Le licenciement pour un motif lié à l’exercice non abusif par le salarié de sa liberté d’expression, dès lors qu’il porte atteinte à une liberté fondamentale, est nul.

 

Ce principe n’est pas nouveau puisqu’il a été énoncé pour la première fois par la Cour de cassation dans l’arrêt Clavaud, il y a plus de 35 ans (Cass. soc., 28 avril 1988, n°87-41.804), puis codifié au sein du Code du travail par les ordonnances Macron en 2017.

 

L’article L. 1235-3-1 du Code du travail prévoit ainsi désormais expressément la nullité de tout licenciement prononcé en violation d’une liberté ou d’un droit fondamental.

 

Dans un arrêt du 16 février 2022, la Cour de cassation réaffirme avec fermeté qu’il n’est pas possible de déclarer le licenciement sans cause réelle et sérieuse lorsque celui-ci porte atteinte à la liberté d’expression du salarié. La nullité n’est pas un choix pour le juge du fond lorsque le salarié l’a demandée à titre principal.

 

Dans cet arrêt, la cour d’appel avait constaté que les propos litigieux sur lesquels était fondé le licenciement ne caractérisaient pas un abus de la liberté d’expression et en avait déduit que le licenciement était dépourvu de cause réelle et sérieuse.

 

A tort, selon la Cour de cassation. Dès lors qu’aucun abus de la part du salarié dans l’usage qu’il avait fait de sa liberté d’expression n’était mis en évidence, le licenciement ne pouvait qu’être déclaré nul.

 

L’enjeu est donc important pour les entreprises puisque le salarié bénéficie d’une réparation potentiellement bien plus importante si son licenciement est déclaré nul plutôt que sans cause réelle et sérieuse.

Liste des lignes ▸
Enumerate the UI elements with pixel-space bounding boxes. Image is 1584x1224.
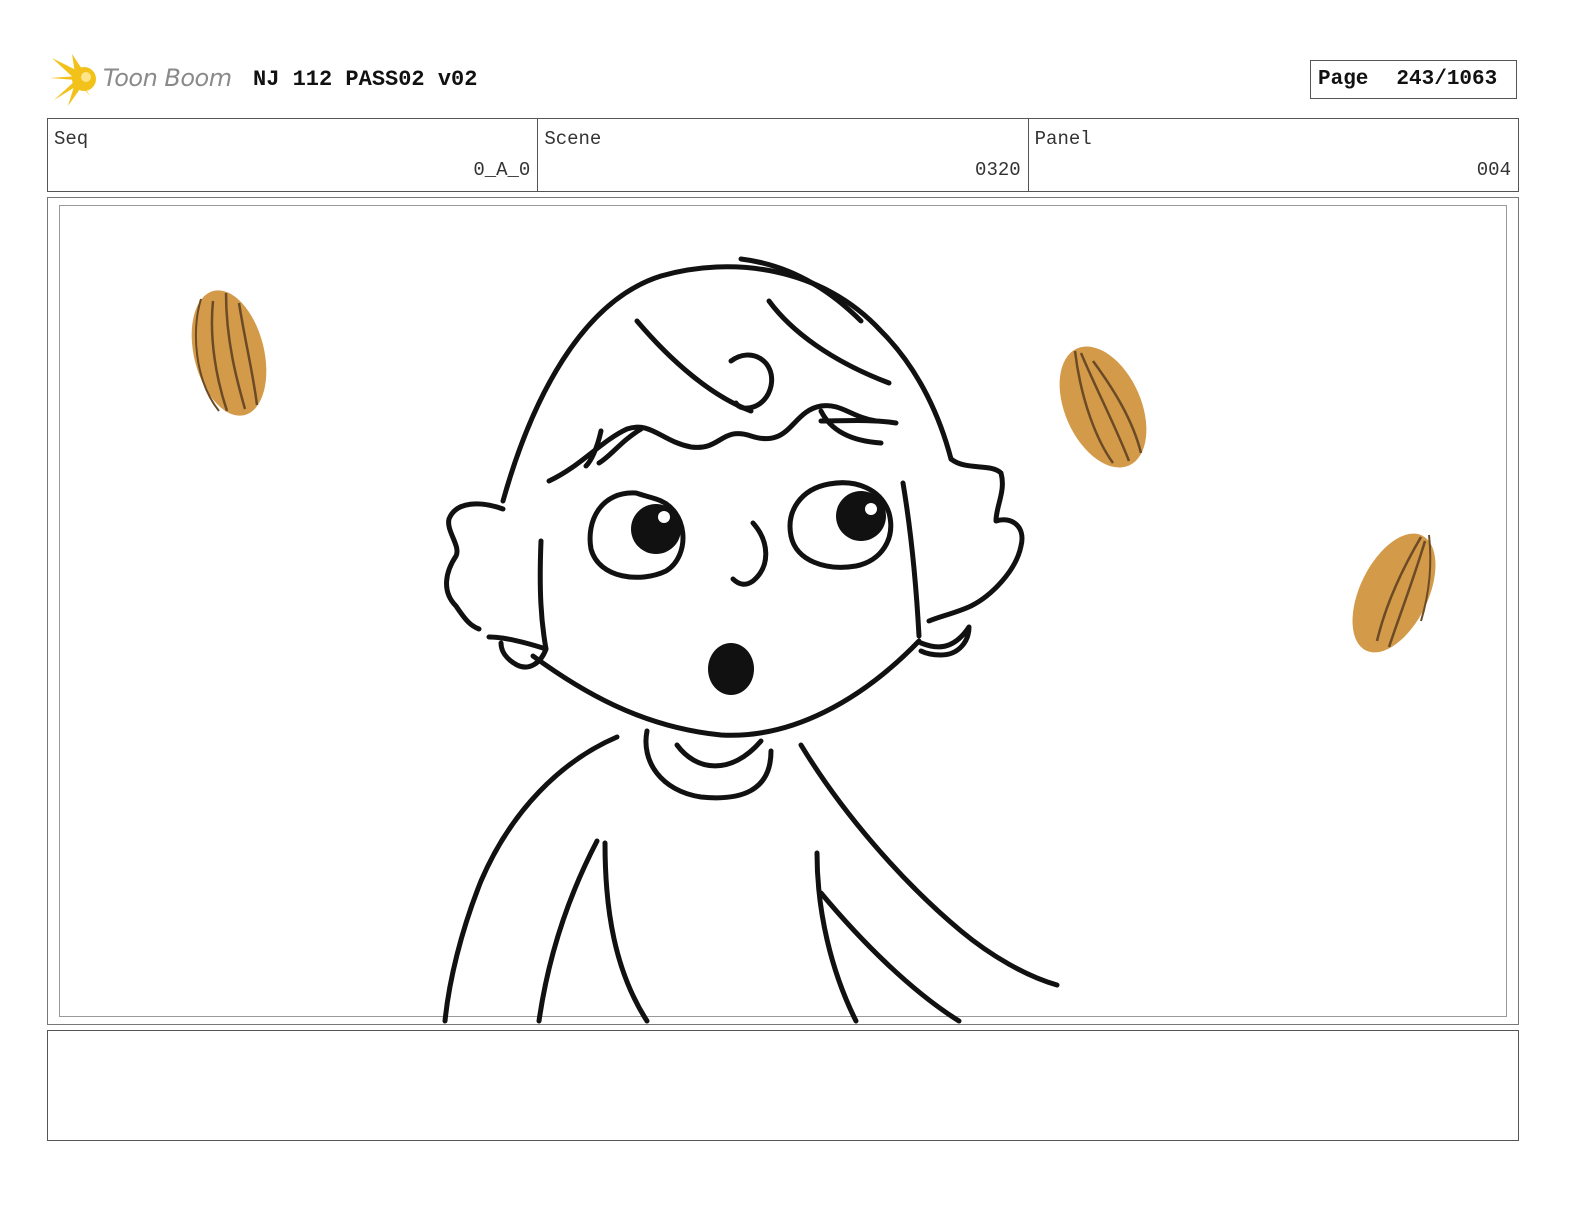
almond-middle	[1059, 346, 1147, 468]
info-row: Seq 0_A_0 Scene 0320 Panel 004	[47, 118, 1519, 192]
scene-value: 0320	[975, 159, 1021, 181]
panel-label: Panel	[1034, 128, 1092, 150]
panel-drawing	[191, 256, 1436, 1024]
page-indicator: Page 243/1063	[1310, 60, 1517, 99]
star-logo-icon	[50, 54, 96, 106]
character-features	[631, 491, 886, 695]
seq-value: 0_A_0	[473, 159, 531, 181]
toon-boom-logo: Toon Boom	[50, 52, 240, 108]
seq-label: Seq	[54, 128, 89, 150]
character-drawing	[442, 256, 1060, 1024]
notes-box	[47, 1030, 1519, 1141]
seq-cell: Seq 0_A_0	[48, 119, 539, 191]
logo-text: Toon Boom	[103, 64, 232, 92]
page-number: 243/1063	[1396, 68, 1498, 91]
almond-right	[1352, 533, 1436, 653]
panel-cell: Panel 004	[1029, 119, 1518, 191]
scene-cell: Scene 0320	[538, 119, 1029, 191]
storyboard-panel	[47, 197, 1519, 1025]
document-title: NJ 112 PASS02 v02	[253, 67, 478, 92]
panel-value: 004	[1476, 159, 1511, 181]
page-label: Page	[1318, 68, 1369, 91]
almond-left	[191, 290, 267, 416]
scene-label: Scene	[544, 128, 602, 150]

Consigne ▸
Rédigez la suite du texte sur la nullité du licenciement portant atteinte à la liberté d'expression, en commençant juste après sa dernière phrase.

Réponse attendue ▸
En effet, en cas de nullité de licenciement, l’article L. 1235-3 du Code du travail résultant de l’ordonnance n°2017-1387 du 22 septembre 2017 fixant le barème d’indemnisation prud’homale (dit barème Macron), n’est pas applicable.

 

Le salarié peut ainsi obtenir :

 

    • Soit sa réintégration dans l’entreprise accompagnée d’une indemnité correspondant à la rémunération qu’il aurait perçue entre son départ et sa réintégration, et ce sans que ne puissent être déduits les éventuels salaires perçus par ailleurs dans l’attente de la réintégration ;
    • Soit, s’il ne demande pas sa réintégration, une indemnité pour licenciement nul non soumise au plafond fixé par le barème Macron, et d’un montant minimal de 6 mois de salaire.

 

La nullité est acquise même si d’autres griefs sont reprochés à juste titre au salarié et auraient à eux seuls justifié le licenciement (Cass. soc., 29 juin 2022, n° 20-16.060).

 

Néanmoins, ainsi que le prévoit l’article L. 1235-2-1 du Code du travail, la nullité encourue au titre de l’atteinte à la liberté d’expression ne dispense pas le juge dans un tel cas, d’examiner l’ensemble des griefs énoncés pour en tenir compte dans l’évaluation qu’il fait de l’indemnité à allouer au salarié, laquelle ne peut, lorsque le salarié ne demande pas sa réintégration, être inférieure à six mois de salaire.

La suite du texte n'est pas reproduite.